■ RECORD SET

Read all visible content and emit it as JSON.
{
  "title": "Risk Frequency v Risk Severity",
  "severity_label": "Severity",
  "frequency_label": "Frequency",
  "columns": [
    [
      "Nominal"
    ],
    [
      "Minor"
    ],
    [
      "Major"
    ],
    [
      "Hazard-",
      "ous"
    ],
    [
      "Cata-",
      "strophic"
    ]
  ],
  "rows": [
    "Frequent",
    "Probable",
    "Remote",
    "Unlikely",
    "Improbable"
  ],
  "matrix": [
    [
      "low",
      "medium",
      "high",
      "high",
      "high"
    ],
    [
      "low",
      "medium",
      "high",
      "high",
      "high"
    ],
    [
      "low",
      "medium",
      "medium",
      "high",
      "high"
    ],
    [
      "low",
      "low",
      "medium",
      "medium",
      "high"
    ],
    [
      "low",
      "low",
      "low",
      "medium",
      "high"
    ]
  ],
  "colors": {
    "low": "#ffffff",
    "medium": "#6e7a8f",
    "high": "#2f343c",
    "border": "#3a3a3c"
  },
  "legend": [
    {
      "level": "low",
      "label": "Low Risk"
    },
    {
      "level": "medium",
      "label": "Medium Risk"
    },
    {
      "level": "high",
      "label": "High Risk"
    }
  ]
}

■ STATED GOAL
Print the records above in full, exactly.

■ FINISHED EXERCISE
Read all visible content and emit it as JSON.
{
  "title": "Risk Frequency v Risk Severity",
  "severity_label": "Severity",
  "frequency_label": "Frequency",
  "columns": [
    [
      "Nominal"
    ],
    [
      "Minor"
    ],
    [
      "Major"
    ],
    [
      "Hazard-",
      "ous"
    ],
    [
      "Cata-",
      "strophic"
    ]
  ],
  "rows": [
    "Frequent",
    "Probable",
    "Remote",
    "Unlikely",
    "Improbable"
  ],
  "matrix": [
    [
      "low",
      "medium",
      "high",
      "high",
      "high"
    ],
    [
      "low",
      "medium",
      "high",
      "high",
      "high"
    ],
    [
      "low",
      "medium",
      "medium",
      "high",
      "high"
    ],
    [
      "low",
      "low",
      "medium",
      "medium",
      "high"
    ],
    [
      "low",
      "low",
      "low",
      "medium",
      "high"
    ]
  ],
  "colors": {
    "low": "#ffffff",
    "medium": "#6e7a8f",
    "high": "#2f343c",
    "border": "#3a3a3c"
  },
  "legend": [
    {
      "level": "low",
      "label": "Low Risk"
    },
    {
      "level": "medium",
      "label": "Medium Risk"
    },
    {
      "level": "high",
      "label": "High Risk"
    }
  ]
}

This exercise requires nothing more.